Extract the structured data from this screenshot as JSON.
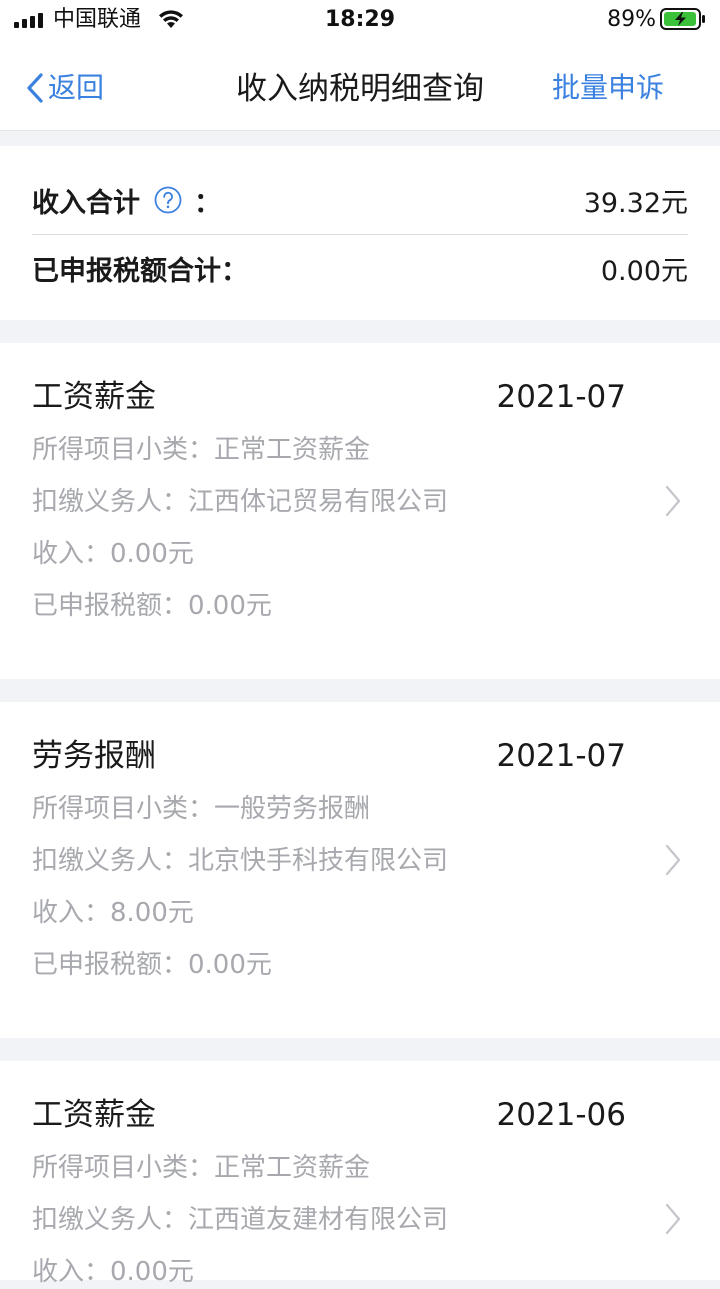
{
  "status_bar": {
    "carrier": "中国联通",
    "time": "18:29",
    "battery_percent": "89%"
  },
  "nav": {
    "back_label": "返回",
    "title": "收入纳税明细查询",
    "action_label": "批量申诉"
  },
  "summary": {
    "income_label": "收入合计",
    "income_colon": "：",
    "income_value": "39.32元",
    "tax_label": "已申报税额合计：",
    "tax_value": "0.00元"
  },
  "records": [
    {
      "title": "工资薪金",
      "date": "2021-07",
      "subcategory": "所得项目小类：正常工资薪金",
      "withholder": "扣缴义务人：江西体记贸易有限公司",
      "income": "收入：0.00元",
      "tax": "已申报税额：0.00元"
    },
    {
      "title": "劳务报酬",
      "date": "2021-07",
      "subcategory": "所得项目小类：一般劳务报酬",
      "withholder": "扣缴义务人：北京快手科技有限公司",
      "income": "收入：8.00元",
      "tax": "已申报税额：0.00元"
    },
    {
      "title": "工资薪金",
      "date": "2021-06",
      "subcategory": "所得项目小类：正常工资薪金",
      "withholder": "扣缴义务人：江西道友建材有限公司",
      "income": "收入：0.00元",
      "tax": ""
    }
  ],
  "colors": {
    "accent": "#3b82e0",
    "page_background": "#f2f3f7",
    "secondary_text": "#a7a9ae",
    "battery_charging": "#3cc13b"
  },
  "icons": {
    "signal": "signal-bars-icon",
    "wifi": "wifi-icon",
    "battery": "battery-charging-icon",
    "back": "chevron-left-icon",
    "help": "question-circle-icon",
    "row_arrow": "chevron-right-icon"
  }
}
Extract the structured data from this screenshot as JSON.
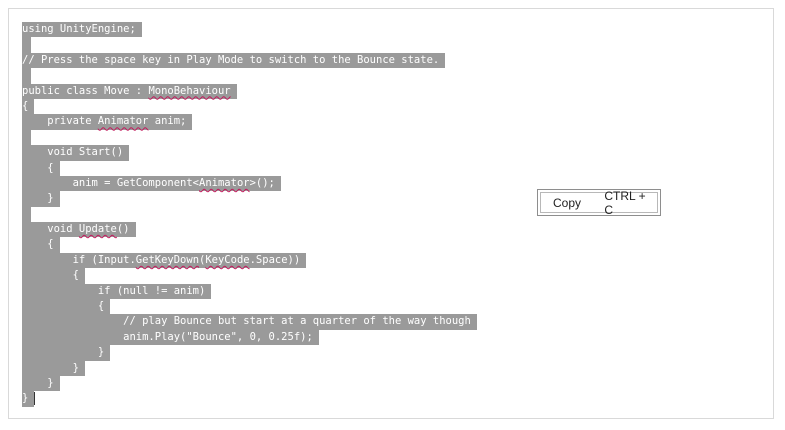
{
  "code_lines": [
    "using UnityEngine;",
    "",
    "// Press the space key in Play Mode to switch to the Bounce state.",
    "",
    "public class Move : MonoBehaviour",
    "{",
    "    private Animator anim;",
    "",
    "    void Start()",
    "    {",
    "        anim = GetComponent<Animator>();",
    "    }",
    "",
    "    void Update()",
    "    {",
    "        if (Input.GetKeyDown(KeyCode.Space))",
    "        {",
    "            if (null != anim)",
    "            {",
    "                // play Bounce but start at a quarter of the way though",
    "                anim.Play(\"Bounce\", 0, 0.25f);",
    "            }",
    "        }",
    "    }",
    "}"
  ],
  "context_menu": {
    "copy_label": "Copy",
    "copy_shortcut": "CTRL + C"
  }
}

STATED PROBLEM: Pick out every line of the listing containing the word "扣缴义务人", and show those lines.

WRITTEN ANSWER:
      "withholder": "扣缴义务人：江西体记贸易有限公司",
      "withholder": "扣缴义务人：北京快手科技有限公司",
      "withholder": "扣缴义务人：江西道友建材有限公司",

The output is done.